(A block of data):
::::::::::
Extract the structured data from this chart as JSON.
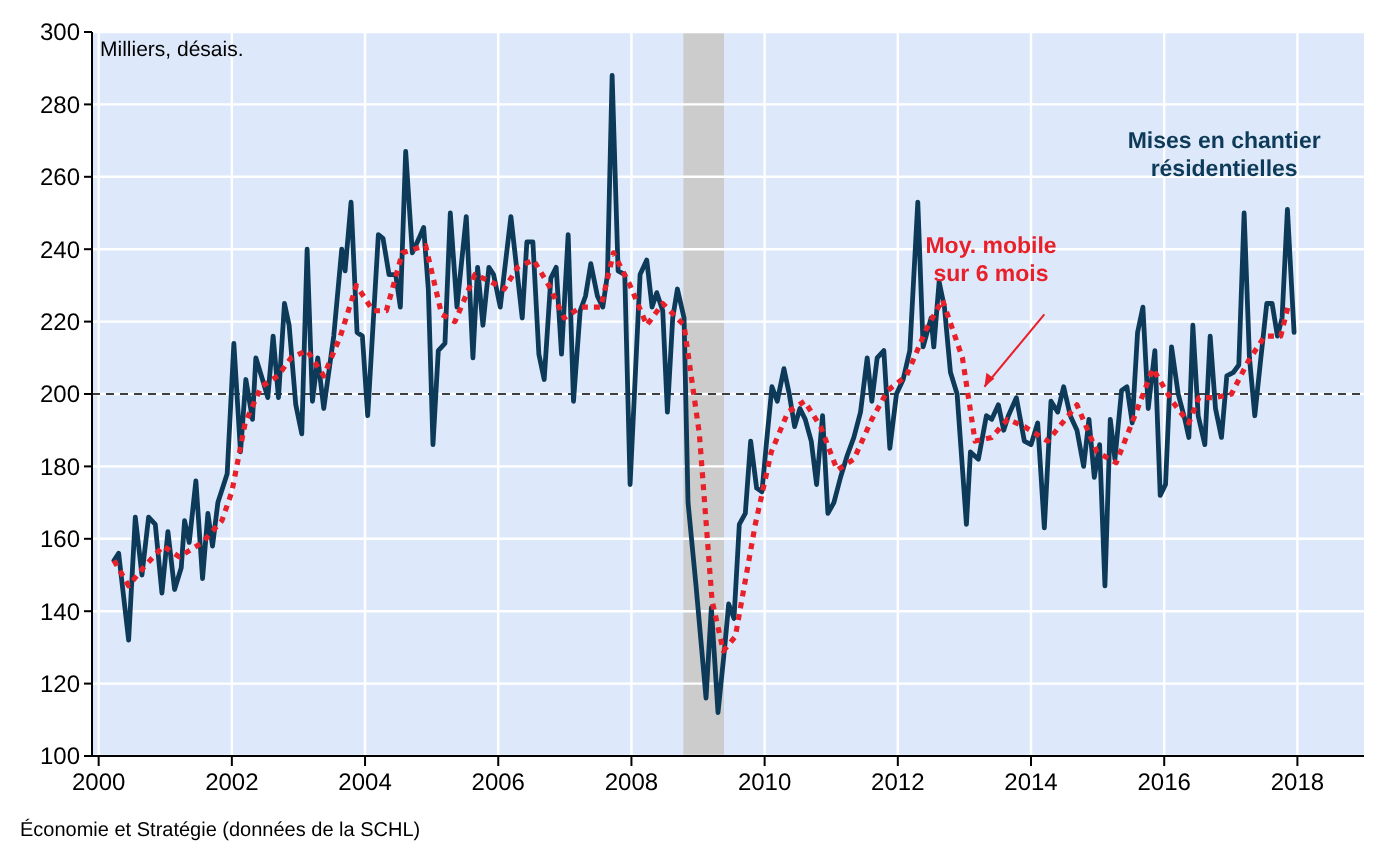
{
  "chart_data": {
    "type": "line",
    "ylabel": "Milliers, désais.",
    "xlim": [
      1999.9,
      2019
    ],
    "xticks": [
      2000,
      2002,
      2004,
      2006,
      2008,
      2010,
      2012,
      2014,
      2016,
      2018
    ],
    "ylim": [
      100,
      300
    ],
    "yticks": [
      100,
      120,
      140,
      160,
      180,
      200,
      220,
      240,
      260,
      280,
      300
    ],
    "grid": true,
    "annotations": [
      "Économie et Stratégie (données de la SCHL)"
    ],
    "ref_lines": [
      {
        "axis": "y",
        "value": 200,
        "color": "#000000",
        "line_style": "dashed"
      }
    ],
    "bands": [
      {
        "axis": "x",
        "from": 2008.78,
        "to": 2009.39,
        "color": "#cccccc"
      }
    ],
    "series": [
      {
        "name": "Mises en chantier résidentielles",
        "color": "#0d3a58",
        "line_style": "solid",
        "x": [
          2000.23,
          2000.3,
          2000.45,
          2000.55,
          2000.65,
          2000.75,
          2000.85,
          2000.95,
          2001.04,
          2001.14,
          2001.24,
          2001.29,
          2001.36,
          2001.46,
          2001.56,
          2001.64,
          2001.71,
          2001.79,
          2001.93,
          2002.03,
          2002.13,
          2002.21,
          2002.31,
          2002.36,
          2002.46,
          2002.54,
          2002.62,
          2002.7,
          2002.79,
          2002.86,
          2002.96,
          2003.05,
          2003.13,
          2003.21,
          2003.29,
          2003.38,
          2003.53,
          2003.65,
          2003.7,
          2003.79,
          2003.88,
          2003.96,
          2004.04,
          2004.2,
          2004.27,
          2004.36,
          2004.46,
          2004.53,
          2004.61,
          2004.71,
          2004.81,
          2004.88,
          2004.95,
          2005.02,
          2005.1,
          2005.2,
          2005.28,
          2005.38,
          2005.52,
          2005.62,
          2005.69,
          2005.77,
          2005.86,
          2005.93,
          2006.03,
          2006.19,
          2006.36,
          2006.43,
          2006.52,
          2006.61,
          2006.69,
          2006.79,
          2006.87,
          2006.95,
          2007.05,
          2007.13,
          2007.23,
          2007.31,
          2007.39,
          2007.49,
          2007.57,
          2007.64,
          2007.71,
          2007.8,
          2007.9,
          2007.98,
          2008.13,
          2008.23,
          2008.31,
          2008.38,
          2008.47,
          2008.54,
          2008.62,
          2008.69,
          2008.79,
          2008.85,
          2008.97,
          2009.12,
          2009.2,
          2009.3,
          2009.4,
          2009.46,
          2009.54,
          2009.62,
          2009.71,
          2009.79,
          2009.88,
          2009.96,
          2010.03,
          2010.11,
          2010.19,
          2010.29,
          2010.37,
          2010.45,
          2010.53,
          2010.61,
          2010.7,
          2010.78,
          2010.87,
          2010.95,
          2011.04,
          2011.14,
          2011.24,
          2011.34,
          2011.44,
          2011.54,
          2011.61,
          2011.69,
          2011.79,
          2011.88,
          2011.98,
          2012.08,
          2012.18,
          2012.3,
          2012.38,
          2012.5,
          2012.54,
          2012.62,
          2012.7,
          2012.79,
          2012.89,
          2013.03,
          2013.09,
          2013.21,
          2013.33,
          2013.41,
          2013.51,
          2013.59,
          2013.66,
          2013.78,
          2013.9,
          2014,
          2014.1,
          2014.2,
          2014.3,
          2014.4,
          2014.49,
          2014.59,
          2014.69,
          2014.79,
          2014.87,
          2014.95,
          2015.03,
          2015.11,
          2015.19,
          2015.26,
          2015.36,
          2015.44,
          2015.52,
          2015.6,
          2015.68,
          2015.76,
          2015.86,
          2015.94,
          2016.02,
          2016.11,
          2016.21,
          2016.31,
          2016.37,
          2016.43,
          2016.51,
          2016.61,
          2016.69,
          2016.77,
          2016.86,
          2016.94,
          2017.04,
          2017.12,
          2017.2,
          2017.28,
          2017.36,
          2017.44,
          2017.54,
          2017.62,
          2017.7,
          2017.77,
          2017.85,
          2017.95
        ],
        "values": [
          154,
          156,
          132,
          166,
          150,
          166,
          164,
          145,
          162,
          146,
          152,
          165,
          159,
          176,
          149,
          167,
          158,
          170,
          178,
          214,
          184,
          204,
          193,
          210,
          204,
          199,
          216,
          199,
          225,
          219,
          197,
          189,
          240,
          198,
          210,
          196,
          216,
          240,
          234,
          253,
          217,
          216,
          194,
          244,
          243,
          233,
          233,
          224,
          267,
          239,
          243,
          246,
          229,
          186,
          212,
          214,
          250,
          224,
          249,
          210,
          235,
          219,
          235,
          233,
          224,
          249,
          221,
          242,
          242,
          211,
          204,
          232,
          235,
          211,
          244,
          198,
          223,
          227,
          236,
          227,
          224,
          233,
          288,
          234,
          233,
          175,
          233,
          237,
          224,
          228,
          223,
          195,
          221,
          229,
          221,
          170,
          147,
          116,
          141,
          112,
          130,
          142,
          138,
          164,
          167,
          187,
          174,
          173,
          187,
          202,
          198,
          207,
          200,
          191,
          196,
          193,
          187,
          175,
          194,
          167,
          170,
          177,
          183,
          188,
          195,
          210,
          198,
          210,
          212,
          185,
          200,
          204,
          212,
          253,
          213,
          221,
          213,
          231,
          224,
          206,
          200,
          164,
          184,
          182,
          194,
          193,
          197,
          190,
          194,
          199,
          187,
          186,
          192,
          163,
          198,
          195,
          202,
          194,
          190,
          180,
          193,
          177,
          186,
          147,
          193,
          182,
          201,
          202,
          192,
          217,
          224,
          196,
          212,
          172,
          175,
          213,
          200,
          193,
          188,
          219,
          194,
          186,
          216,
          196,
          188,
          205,
          206,
          208,
          250,
          210,
          194,
          208,
          225,
          225,
          216,
          221,
          251,
          217
        ]
      },
      {
        "name": "Moy. mobile sur 6 mois",
        "color": "#e8202a",
        "line_style": "dotted",
        "x": [
          2000.23,
          2000.45,
          2000.67,
          2000.97,
          2001.21,
          2001.56,
          2001.85,
          2002,
          2002.2,
          2002.44,
          2002.69,
          2002.89,
          2003.13,
          2003.38,
          2003.63,
          2003.87,
          2004.12,
          2004.32,
          2004.56,
          2004.91,
          2005.15,
          2005.35,
          2005.65,
          2005.89,
          2006.09,
          2006.29,
          2006.53,
          2006.76,
          2006.99,
          2007.24,
          2007.54,
          2007.73,
          2007.98,
          2008.23,
          2008.47,
          2008.79,
          2009.02,
          2009.21,
          2009.38,
          2009.56,
          2009.86,
          2010.1,
          2010.35,
          2010.6,
          2010.84,
          2011.09,
          2011.34,
          2011.61,
          2011.85,
          2012.13,
          2012.43,
          2012.67,
          2012.97,
          2013.16,
          2013.41,
          2013.65,
          2013.9,
          2014.25,
          2014.69,
          2014.99,
          2015.28,
          2015.58,
          2015.83,
          2016.12,
          2016.37,
          2016.52,
          2016.77,
          2017.01,
          2017.26,
          2017.51,
          2017.75,
          2017.87
        ],
        "values": [
          154,
          147,
          152,
          158,
          155,
          159,
          165,
          173,
          192,
          202,
          205,
          210,
          212,
          205,
          216,
          230,
          223,
          223,
          239,
          241,
          222,
          220,
          233,
          231,
          229,
          235,
          237,
          230,
          221,
          224,
          224,
          239,
          230,
          219,
          225,
          219,
          189,
          143,
          129,
          133,
          164,
          184,
          195,
          198,
          191,
          179,
          182,
          193,
          201,
          205,
          218,
          226,
          210,
          187,
          188,
          193,
          191,
          187,
          197,
          184,
          181,
          195,
          207,
          198,
          192,
          199,
          199,
          200,
          209,
          216,
          216,
          225
        ]
      }
    ]
  }
}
::::::::::
Repeat verbatim all the material, but not the pictures.

(OUTPUT FOR THIS TASK):
Extract the structured data from this chart as JSON.
{
  "chart_data": {
    "type": "line",
    "ylabel": "Milliers, désais.",
    "xlim": [
      1999.9,
      2019
    ],
    "xticks": [
      2000,
      2002,
      2004,
      2006,
      2008,
      2010,
      2012,
      2014,
      2016,
      2018
    ],
    "ylim": [
      100,
      300
    ],
    "yticks": [
      100,
      120,
      140,
      160,
      180,
      200,
      220,
      240,
      260,
      280,
      300
    ],
    "grid": true,
    "annotations": [
      "Économie et Stratégie (données de la SCHL)"
    ],
    "ref_lines": [
      {
        "axis": "y",
        "value": 200,
        "color": "#000000",
        "line_style": "dashed"
      }
    ],
    "bands": [
      {
        "axis": "x",
        "from": 2008.78,
        "to": 2009.39,
        "color": "#cccccc"
      }
    ],
    "series": [
      {
        "name": "Mises en chantier résidentielles",
        "color": "#0d3a58",
        "line_style": "solid",
        "x": [
          2000.23,
          2000.3,
          2000.45,
          2000.55,
          2000.65,
          2000.75,
          2000.85,
          2000.95,
          2001.04,
          2001.14,
          2001.24,
          2001.29,
          2001.36,
          2001.46,
          2001.56,
          2001.64,
          2001.71,
          2001.79,
          2001.93,
          2002.03,
          2002.13,
          2002.21,
          2002.31,
          2002.36,
          2002.46,
          2002.54,
          2002.62,
          2002.7,
          2002.79,
          2002.86,
          2002.96,
          2003.05,
          2003.13,
          2003.21,
          2003.29,
          2003.38,
          2003.53,
          2003.65,
          2003.7,
          2003.79,
          2003.88,
          2003.96,
          2004.04,
          2004.2,
          2004.27,
          2004.36,
          2004.46,
          2004.53,
          2004.61,
          2004.71,
          2004.81,
          2004.88,
          2004.95,
          2005.02,
          2005.1,
          2005.2,
          2005.28,
          2005.38,
          2005.52,
          2005.62,
          2005.69,
          2005.77,
          2005.86,
          2005.93,
          2006.03,
          2006.19,
          2006.36,
          2006.43,
          2006.52,
          2006.61,
          2006.69,
          2006.79,
          2006.87,
          2006.95,
          2007.05,
          2007.13,
          2007.23,
          2007.31,
          2007.39,
          2007.49,
          2007.57,
          2007.64,
          2007.71,
          2007.8,
          2007.9,
          2007.98,
          2008.13,
          2008.23,
          2008.31,
          2008.38,
          2008.47,
          2008.54,
          2008.62,
          2008.69,
          2008.79,
          2008.85,
          2008.97,
          2009.12,
          2009.2,
          2009.3,
          2009.4,
          2009.46,
          2009.54,
          2009.62,
          2009.71,
          2009.79,
          2009.88,
          2009.96,
          2010.03,
          2010.11,
          2010.19,
          2010.29,
          2010.37,
          2010.45,
          2010.53,
          2010.61,
          2010.7,
          2010.78,
          2010.87,
          2010.95,
          2011.04,
          2011.14,
          2011.24,
          2011.34,
          2011.44,
          2011.54,
          2011.61,
          2011.69,
          2011.79,
          2011.88,
          2011.98,
          2012.08,
          2012.18,
          2012.3,
          2012.38,
          2012.5,
          2012.54,
          2012.62,
          2012.7,
          2012.79,
          2012.89,
          2013.03,
          2013.09,
          2013.21,
          2013.33,
          2013.41,
          2013.51,
          2013.59,
          2013.66,
          2013.78,
          2013.9,
          2014,
          2014.1,
          2014.2,
          2014.3,
          2014.4,
          2014.49,
          2014.59,
          2014.69,
          2014.79,
          2014.87,
          2014.95,
          2015.03,
          2015.11,
          2015.19,
          2015.26,
          2015.36,
          2015.44,
          2015.52,
          2015.6,
          2015.68,
          2015.76,
          2015.86,
          2015.94,
          2016.02,
          2016.11,
          2016.21,
          2016.31,
          2016.37,
          2016.43,
          2016.51,
          2016.61,
          2016.69,
          2016.77,
          2016.86,
          2016.94,
          2017.04,
          2017.12,
          2017.2,
          2017.28,
          2017.36,
          2017.44,
          2017.54,
          2017.62,
          2017.7,
          2017.77,
          2017.85,
          2017.95
        ],
        "values": [
          154,
          156,
          132,
          166,
          150,
          166,
          164,
          145,
          162,
          146,
          152,
          165,
          159,
          176,
          149,
          167,
          158,
          170,
          178,
          214,
          184,
          204,
          193,
          210,
          204,
          199,
          216,
          199,
          225,
          219,
          197,
          189,
          240,
          198,
          210,
          196,
          216,
          240,
          234,
          253,
          217,
          216,
          194,
          244,
          243,
          233,
          233,
          224,
          267,
          239,
          243,
          246,
          229,
          186,
          212,
          214,
          250,
          224,
          249,
          210,
          235,
          219,
          235,
          233,
          224,
          249,
          221,
          242,
          242,
          211,
          204,
          232,
          235,
          211,
          244,
          198,
          223,
          227,
          236,
          227,
          224,
          233,
          288,
          234,
          233,
          175,
          233,
          237,
          224,
          228,
          223,
          195,
          221,
          229,
          221,
          170,
          147,
          116,
          141,
          112,
          130,
          142,
          138,
          164,
          167,
          187,
          174,
          173,
          187,
          202,
          198,
          207,
          200,
          191,
          196,
          193,
          187,
          175,
          194,
          167,
          170,
          177,
          183,
          188,
          195,
          210,
          198,
          210,
          212,
          185,
          200,
          204,
          212,
          253,
          213,
          221,
          213,
          231,
          224,
          206,
          200,
          164,
          184,
          182,
          194,
          193,
          197,
          190,
          194,
          199,
          187,
          186,
          192,
          163,
          198,
          195,
          202,
          194,
          190,
          180,
          193,
          177,
          186,
          147,
          193,
          182,
          201,
          202,
          192,
          217,
          224,
          196,
          212,
          172,
          175,
          213,
          200,
          193,
          188,
          219,
          194,
          186,
          216,
          196,
          188,
          205,
          206,
          208,
          250,
          210,
          194,
          208,
          225,
          225,
          216,
          221,
          251,
          217
        ]
      },
      {
        "name": "Moy. mobile sur 6 mois",
        "color": "#e8202a",
        "line_style": "dotted",
        "x": [
          2000.23,
          2000.45,
          2000.67,
          2000.97,
          2001.21,
          2001.56,
          2001.85,
          2002,
          2002.2,
          2002.44,
          2002.69,
          2002.89,
          2003.13,
          2003.38,
          2003.63,
          2003.87,
          2004.12,
          2004.32,
          2004.56,
          2004.91,
          2005.15,
          2005.35,
          2005.65,
          2005.89,
          2006.09,
          2006.29,
          2006.53,
          2006.76,
          2006.99,
          2007.24,
          2007.54,
          2007.73,
          2007.98,
          2008.23,
          2008.47,
          2008.79,
          2009.02,
          2009.21,
          2009.38,
          2009.56,
          2009.86,
          2010.1,
          2010.35,
          2010.6,
          2010.84,
          2011.09,
          2011.34,
          2011.61,
          2011.85,
          2012.13,
          2012.43,
          2012.67,
          2012.97,
          2013.16,
          2013.41,
          2013.65,
          2013.9,
          2014.25,
          2014.69,
          2014.99,
          2015.28,
          2015.58,
          2015.83,
          2016.12,
          2016.37,
          2016.52,
          2016.77,
          2017.01,
          2017.26,
          2017.51,
          2017.75,
          2017.87
        ],
        "values": [
          154,
          147,
          152,
          158,
          155,
          159,
          165,
          173,
          192,
          202,
          205,
          210,
          212,
          205,
          216,
          230,
          223,
          223,
          239,
          241,
          222,
          220,
          233,
          231,
          229,
          235,
          237,
          230,
          221,
          224,
          224,
          239,
          230,
          219,
          225,
          219,
          189,
          143,
          129,
          133,
          164,
          184,
          195,
          198,
          191,
          179,
          182,
          193,
          201,
          205,
          218,
          226,
          210,
          187,
          188,
          193,
          191,
          187,
          197,
          184,
          181,
          195,
          207,
          198,
          192,
          199,
          199,
          200,
          209,
          216,
          216,
          225
        ]
      }
    ]
  }
}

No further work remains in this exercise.